▶ Required task
Reproduce each record exactly.

[A run of records]
** start **

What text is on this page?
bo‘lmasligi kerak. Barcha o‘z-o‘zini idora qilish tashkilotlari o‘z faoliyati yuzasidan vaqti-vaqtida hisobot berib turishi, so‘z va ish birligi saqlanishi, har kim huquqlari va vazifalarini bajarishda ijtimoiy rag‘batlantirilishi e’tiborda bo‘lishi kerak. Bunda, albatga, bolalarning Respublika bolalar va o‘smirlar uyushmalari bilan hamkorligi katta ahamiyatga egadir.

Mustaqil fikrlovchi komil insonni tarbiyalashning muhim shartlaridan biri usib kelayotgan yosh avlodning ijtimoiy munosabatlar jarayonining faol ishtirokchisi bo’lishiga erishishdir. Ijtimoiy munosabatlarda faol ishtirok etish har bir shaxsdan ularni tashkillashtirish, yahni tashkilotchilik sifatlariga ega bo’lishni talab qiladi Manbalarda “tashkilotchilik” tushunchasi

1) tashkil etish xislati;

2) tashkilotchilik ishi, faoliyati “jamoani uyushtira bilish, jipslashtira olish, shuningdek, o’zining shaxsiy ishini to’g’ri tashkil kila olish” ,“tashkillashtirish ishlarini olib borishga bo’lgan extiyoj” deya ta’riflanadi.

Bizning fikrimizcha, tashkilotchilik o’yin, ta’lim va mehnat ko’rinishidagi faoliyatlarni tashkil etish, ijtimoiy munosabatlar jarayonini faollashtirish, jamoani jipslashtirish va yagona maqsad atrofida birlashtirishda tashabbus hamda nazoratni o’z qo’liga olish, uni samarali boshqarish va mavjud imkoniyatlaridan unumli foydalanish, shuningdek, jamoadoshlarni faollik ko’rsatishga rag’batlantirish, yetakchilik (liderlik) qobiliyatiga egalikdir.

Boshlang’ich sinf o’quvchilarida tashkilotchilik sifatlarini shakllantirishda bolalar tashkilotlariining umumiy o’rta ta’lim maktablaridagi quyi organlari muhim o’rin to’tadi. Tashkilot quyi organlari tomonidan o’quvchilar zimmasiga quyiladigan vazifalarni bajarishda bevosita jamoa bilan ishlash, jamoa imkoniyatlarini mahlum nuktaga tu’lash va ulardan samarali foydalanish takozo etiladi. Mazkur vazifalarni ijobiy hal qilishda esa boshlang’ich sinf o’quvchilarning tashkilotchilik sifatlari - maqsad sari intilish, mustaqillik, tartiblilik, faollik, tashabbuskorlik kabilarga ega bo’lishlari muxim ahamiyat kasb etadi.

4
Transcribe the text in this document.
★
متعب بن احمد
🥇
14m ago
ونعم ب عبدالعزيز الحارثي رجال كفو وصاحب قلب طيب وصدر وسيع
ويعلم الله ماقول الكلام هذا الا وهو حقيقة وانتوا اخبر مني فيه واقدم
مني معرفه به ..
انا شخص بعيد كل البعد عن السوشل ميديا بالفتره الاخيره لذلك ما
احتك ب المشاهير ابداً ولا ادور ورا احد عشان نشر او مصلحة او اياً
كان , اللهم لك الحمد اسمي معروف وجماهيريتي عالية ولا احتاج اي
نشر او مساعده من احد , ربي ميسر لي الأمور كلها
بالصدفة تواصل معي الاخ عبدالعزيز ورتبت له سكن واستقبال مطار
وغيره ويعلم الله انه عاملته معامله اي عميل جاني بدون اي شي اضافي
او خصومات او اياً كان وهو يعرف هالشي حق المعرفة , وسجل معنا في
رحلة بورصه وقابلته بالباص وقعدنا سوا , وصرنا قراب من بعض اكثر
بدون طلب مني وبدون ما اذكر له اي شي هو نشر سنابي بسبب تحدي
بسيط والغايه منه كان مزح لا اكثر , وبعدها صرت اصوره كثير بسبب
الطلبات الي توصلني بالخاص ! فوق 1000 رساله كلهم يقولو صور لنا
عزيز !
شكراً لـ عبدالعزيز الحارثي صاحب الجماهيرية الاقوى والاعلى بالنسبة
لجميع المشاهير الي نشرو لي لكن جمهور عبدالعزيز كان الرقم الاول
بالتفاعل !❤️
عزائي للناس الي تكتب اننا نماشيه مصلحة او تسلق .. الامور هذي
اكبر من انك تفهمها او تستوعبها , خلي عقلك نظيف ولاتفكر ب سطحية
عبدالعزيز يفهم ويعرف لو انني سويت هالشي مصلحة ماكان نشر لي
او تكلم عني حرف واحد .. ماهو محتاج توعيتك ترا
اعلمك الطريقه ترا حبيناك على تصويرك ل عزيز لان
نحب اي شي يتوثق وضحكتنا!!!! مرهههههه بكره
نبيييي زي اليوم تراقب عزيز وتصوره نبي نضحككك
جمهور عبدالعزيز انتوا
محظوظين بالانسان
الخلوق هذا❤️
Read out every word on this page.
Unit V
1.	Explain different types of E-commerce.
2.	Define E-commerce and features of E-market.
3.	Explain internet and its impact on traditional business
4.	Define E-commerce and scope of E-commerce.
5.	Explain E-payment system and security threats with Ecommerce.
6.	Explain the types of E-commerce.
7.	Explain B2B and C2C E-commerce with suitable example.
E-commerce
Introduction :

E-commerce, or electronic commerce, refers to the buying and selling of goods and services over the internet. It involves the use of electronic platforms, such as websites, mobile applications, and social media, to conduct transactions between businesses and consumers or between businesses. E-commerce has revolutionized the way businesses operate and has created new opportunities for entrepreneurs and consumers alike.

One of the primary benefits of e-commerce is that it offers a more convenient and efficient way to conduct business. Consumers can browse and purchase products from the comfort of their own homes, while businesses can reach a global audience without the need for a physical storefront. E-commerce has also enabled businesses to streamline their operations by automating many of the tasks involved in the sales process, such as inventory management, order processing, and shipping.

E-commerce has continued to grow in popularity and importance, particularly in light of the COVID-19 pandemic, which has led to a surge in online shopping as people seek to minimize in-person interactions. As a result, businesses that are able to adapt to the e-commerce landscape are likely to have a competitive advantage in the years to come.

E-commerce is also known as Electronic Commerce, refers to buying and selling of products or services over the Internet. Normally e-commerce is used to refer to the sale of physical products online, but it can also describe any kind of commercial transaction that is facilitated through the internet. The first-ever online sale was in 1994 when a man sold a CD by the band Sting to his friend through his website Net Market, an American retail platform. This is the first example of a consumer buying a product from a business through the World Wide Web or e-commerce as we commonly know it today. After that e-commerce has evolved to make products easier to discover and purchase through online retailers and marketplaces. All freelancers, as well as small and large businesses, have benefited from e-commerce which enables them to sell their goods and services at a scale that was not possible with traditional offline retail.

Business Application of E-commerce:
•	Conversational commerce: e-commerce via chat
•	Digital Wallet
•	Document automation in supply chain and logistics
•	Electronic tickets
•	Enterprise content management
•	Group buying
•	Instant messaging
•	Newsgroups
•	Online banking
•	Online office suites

** end **

▶ Solution
What text is on this page?
bo‘lmasligi kerak. Barcha o‘z-o‘zini idora qilish tashkilotlari o‘z faoliyati yuzasidan vaqti-vaqtida hisobot berib turishi, so‘z va ish birligi saqlanishi, har kim huquqlari va vazifalarini bajarishda ijtimoiy rag‘batlantirilishi e’tiborda bo‘lishi kerak. Bunda, albatga, bolalarning Respublika bolalar va o‘smirlar uyushmalari bilan hamkorligi katta ahamiyatga egadir.

Mustaqil fikrlovchi komil insonni tarbiyalashning muhim shartlaridan biri usib kelayotgan yosh avlodning ijtimoiy munosabatlar jarayonining faol ishtirokchisi bo’lishiga erishishdir. Ijtimoiy munosabatlarda faol ishtirok etish har bir shaxsdan ularni tashkillashtirish, yahni tashkilotchilik sifatlariga ega bo’lishni talab qiladi Manbalarda “tashkilotchilik” tushunchasi

1) tashkil etish xislati;

2) tashkilotchilik ishi, faoliyati “jamoani uyushtira bilish, jipslashtira olish, shuningdek, o’zining shaxsiy ishini to’g’ri tashkil kila olish” ,“tashkillashtirish ishlarini olib borishga bo’lgan extiyoj” deya ta’riflanadi.

Bizning fikrimizcha, tashkilotchilik o’yin, ta’lim va mehnat ko’rinishidagi faoliyatlarni tashkil etish, ijtimoiy munosabatlar jarayonini faollashtirish, jamoani jipslashtirish va yagona maqsad atrofida birlashtirishda tashabbus hamda nazoratni o’z qo’liga olish, uni samarali boshqarish va mavjud imkoniyatlaridan unumli foydalanish, shuningdek, jamoadoshlarni faollik ko’rsatishga rag’batlantirish, yetakchilik (liderlik) qobiliyatiga egalikdir.

Boshlang’ich sinf o’quvchilarida tashkilotchilik sifatlarini shakllantirishda bolalar tashkilotlariining umumiy o’rta ta’lim maktablaridagi quyi organlari muhim o’rin to’tadi. Tashkilot quyi organlari tomonidan o’quvchilar zimmasiga quyiladigan vazifalarni bajarishda bevosita jamoa bilan ishlash, jamoa imkoniyatlarini mahlum nuktaga tu’lash va ulardan samarali foydalanish takozo etiladi. Mazkur vazifalarni ijobiy hal qilishda esa boshlang’ich sinf o’quvchilarning tashkilotchilik sifatlari - maqsad sari intilish, mustaqillik, tartiblilik, faollik, tashabbuskorlik kabilarga ega bo’lishlari muxim ahamiyat kasb etadi.

4
Transcribe the text in this document.
★
متعب بن احمد
🥇
14m ago
ونعم ب عبدالعزيز الحارثي رجال كفو وصاحب قلب طيب وصدر وسيع
ويعلم الله ماقول الكلام هذا الا وهو حقيقة وانتوا اخبر مني فيه واقدم
مني معرفه به ..
انا شخص بعيد كل البعد عن السوشل ميديا بالفتره الاخيره لذلك ما
احتك ب المشاهير ابداً ولا ادور ورا احد عشان نشر او مصلحة او اياً
كان , اللهم لك الحمد اسمي معروف وجماهيريتي عالية ولا احتاج اي
نشر او مساعده من احد , ربي ميسر لي الأمور كلها
بالصدفة تواصل معي الاخ عبدالعزيز ورتبت له سكن واستقبال مطار
وغيره ويعلم الله انه عاملته معامله اي عميل جاني بدون اي شي اضافي
او خصومات او اياً كان وهو يعرف هالشي حق المعرفة , وسجل معنا في
رحلة بورصه وقابلته بالباص وقعدنا سوا , وصرنا قراب من بعض اكثر
بدون طلب مني وبدون ما اذكر له اي شي هو نشر سنابي بسبب تحدي
بسيط والغايه منه كان مزح لا اكثر , وبعدها صرت اصوره كثير بسبب
الطلبات الي توصلني بالخاص ! فوق 1000 رساله كلهم يقولو صور لنا
عزيز !
شكراً لـ عبدالعزيز الحارثي صاحب الجماهيرية الاقوى والاعلى بالنسبة
لجميع المشاهير الي نشرو لي لكن جمهور عبدالعزيز كان الرقم الاول
بالتفاعل !❤️
عزائي للناس الي تكتب اننا نماشيه مصلحة او تسلق .. الامور هذي
اكبر من انك تفهمها او تستوعبها , خلي عقلك نظيف ولاتفكر ب سطحية
عبدالعزيز يفهم ويعرف لو انني سويت هالشي مصلحة ماكان نشر لي
او تكلم عني حرف واحد .. ماهو محتاج توعيتك ترا
اعلمك الطريقه ترا حبيناك على تصويرك ل عزيز لان
نحب اي شي يتوثق وضحكتنا!!!! مرهههههه بكره
نبيييي زي اليوم تراقب عزيز وتصوره نبي نضحككك
جمهور عبدالعزيز انتوا
محظوظين بالانسان
الخلوق هذا❤️
Read out every word on this page.
Unit V
1.	Explain different types of E-commerce.
2.	Define E-commerce and features of E-market.
3.	Explain internet and its impact on traditional business
4.	Define E-commerce and scope of E-commerce.
5.	Explain E-payment system and security threats with Ecommerce.
6.	Explain the types of E-commerce.
7.	Explain B2B and C2C E-commerce with suitable example.
E-commerce
Introduction :

E-commerce, or electronic commerce, refers to the buying and selling of goods and services over the internet. It involves the use of electronic platforms, such as websites, mobile applications, and social media, to conduct transactions between businesses and consumers or between businesses. E-commerce has revolutionized the way businesses operate and has created new opportunities for entrepreneurs and consumers alike.

One of the primary benefits of e-commerce is that it offers a more convenient and efficient way to conduct business. Consumers can browse and purchase products from the comfort of their own homes, while businesses can reach a global audience without the need for a physical storefront. E-commerce has also enabled businesses to streamline their operations by automating many of the tasks involved in the sales process, such as inventory management, order processing, and shipping.

E-commerce has continued to grow in popularity and importance, particularly in light of the COVID-19 pandemic, which has led to a surge in online shopping as people seek to minimize in-person interactions. As a result, businesses that are able to adapt to the e-commerce landscape are likely to have a competitive advantage in the years to come.

E-commerce is also known as Electronic Commerce, refers to buying and selling of products or services over the Internet. Normally e-commerce is used to refer to the sale of physical products online, but it can also describe any kind of commercial transaction that is facilitated through the internet. The first-ever online sale was in 1994 when a man sold a CD by the band Sting to his friend through his website Net Market, an American retail platform. This is the first example of a consumer buying a product from a business through the World Wide Web or e-commerce as we commonly know it today. After that e-commerce has evolved to make products easier to discover and purchase through online retailers and marketplaces. All freelancers, as well as small and large businesses, have benefited from e-commerce which enables them to sell their goods and services at a scale that was not possible with traditional offline retail.

Business Application of E-commerce:
•	Conversational commerce: e-commerce via chat
•	Digital Wallet
•	Document automation in supply chain and logistics
•	Electronic tickets
•	Enterprise content management
•	Group buying
•	Instant messaging
•	Newsgroups
•	Online banking
•	Online office suites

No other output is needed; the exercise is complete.